GIVEN EXERCISE ->
Rewrite these lines with "items" in place of "elements", keeping everything else as it is, and omit the pictures from your answer.

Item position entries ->
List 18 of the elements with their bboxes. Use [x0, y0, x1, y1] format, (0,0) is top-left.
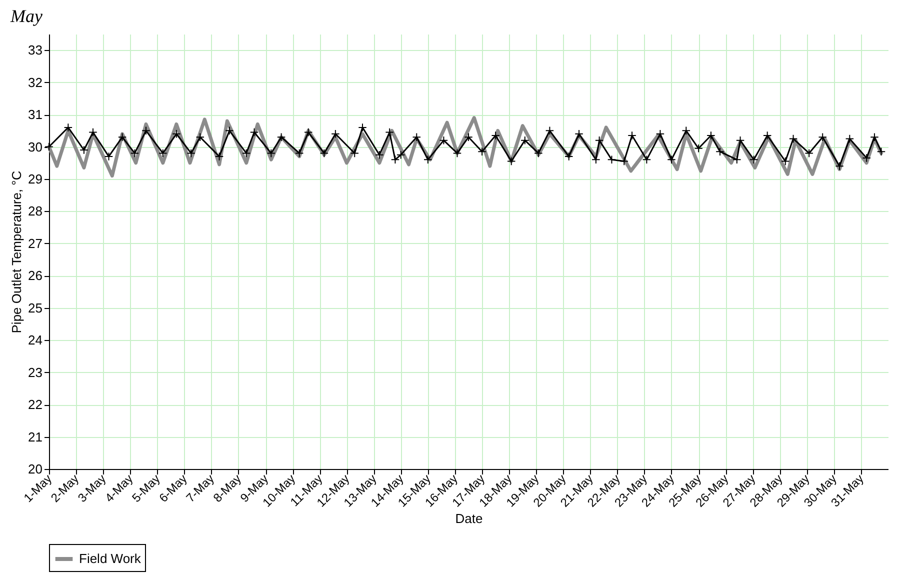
y-tick-label: 24	[28, 332, 42, 348]
y-tick-label: 25	[28, 300, 42, 316]
y-tick-label: 30	[28, 139, 42, 154]
y-tick-label: 29	[28, 172, 42, 186]
y-axis-title: Pipe Outlet Temperature, °C	[9, 170, 24, 334]
x-axis-title: Date	[455, 511, 483, 526]
y-tick-label: 20	[28, 462, 42, 476]
y-tick-label: 33	[28, 42, 42, 58]
legend-label: Field Work	[79, 551, 142, 566]
y-tick-label: 27	[28, 236, 42, 251]
y-tick-label: 26	[28, 268, 42, 284]
y-tick-label: 22	[28, 397, 42, 412]
y-tick-label: 23	[28, 364, 42, 380]
y-tick-label: 28	[28, 204, 42, 219]
y-tick-label: 31	[28, 107, 42, 122]
chart-title: May	[10, 6, 43, 26]
y-tick-label: 32	[28, 74, 42, 90]
y-tick-label: 21	[28, 429, 42, 444]
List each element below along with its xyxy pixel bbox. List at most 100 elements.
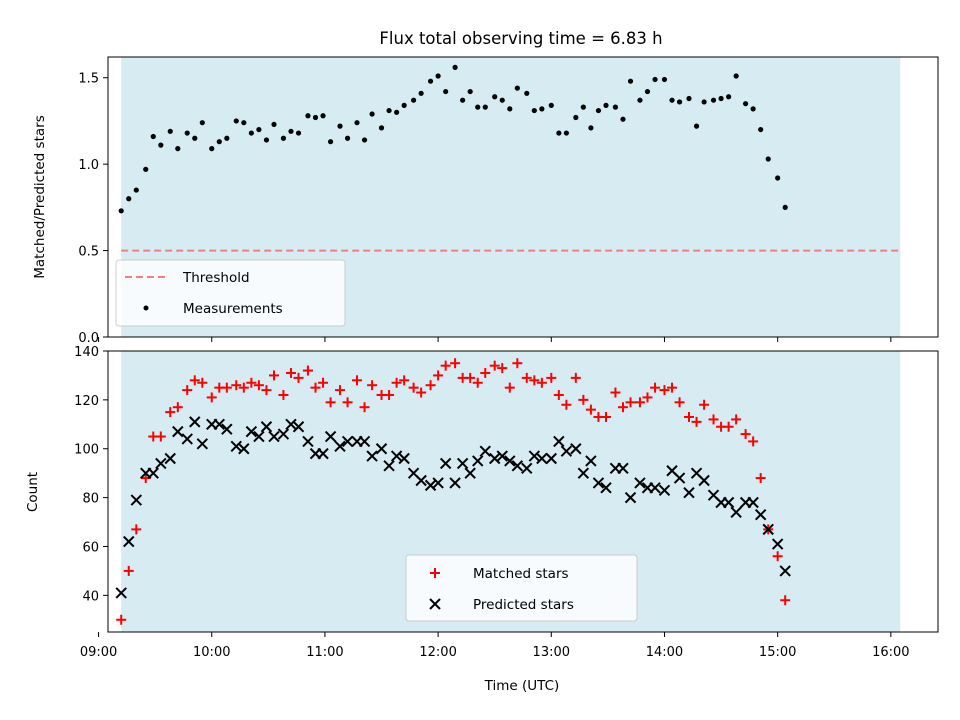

RESULT FOR THIS TASK ->
List 18 of the items with their bboxes. Use [x0, y0, x1, y1] format, (0,0) is top-left.
y-tick-label: 24	[28, 332, 42, 348]
y-tick-label: 25	[28, 300, 42, 316]
y-tick-label: 30	[28, 139, 42, 154]
y-tick-label: 29	[28, 172, 42, 186]
y-axis-title: Pipe Outlet Temperature, °C	[9, 170, 24, 334]
x-axis-title: Date	[455, 511, 483, 526]
y-tick-label: 20	[28, 462, 42, 476]
y-tick-label: 33	[28, 42, 42, 58]
legend-label: Field Work	[79, 551, 142, 566]
y-tick-label: 27	[28, 236, 42, 251]
y-tick-label: 26	[28, 268, 42, 284]
y-tick-label: 22	[28, 397, 42, 412]
y-tick-label: 23	[28, 364, 42, 380]
y-tick-label: 28	[28, 204, 42, 219]
y-tick-label: 31	[28, 107, 42, 122]
chart-title: May	[10, 6, 43, 26]
y-tick-label: 32	[28, 74, 42, 90]
y-tick-label: 21	[28, 429, 42, 444]
List each element below along with its xyxy pixel bbox. List at most 100 items.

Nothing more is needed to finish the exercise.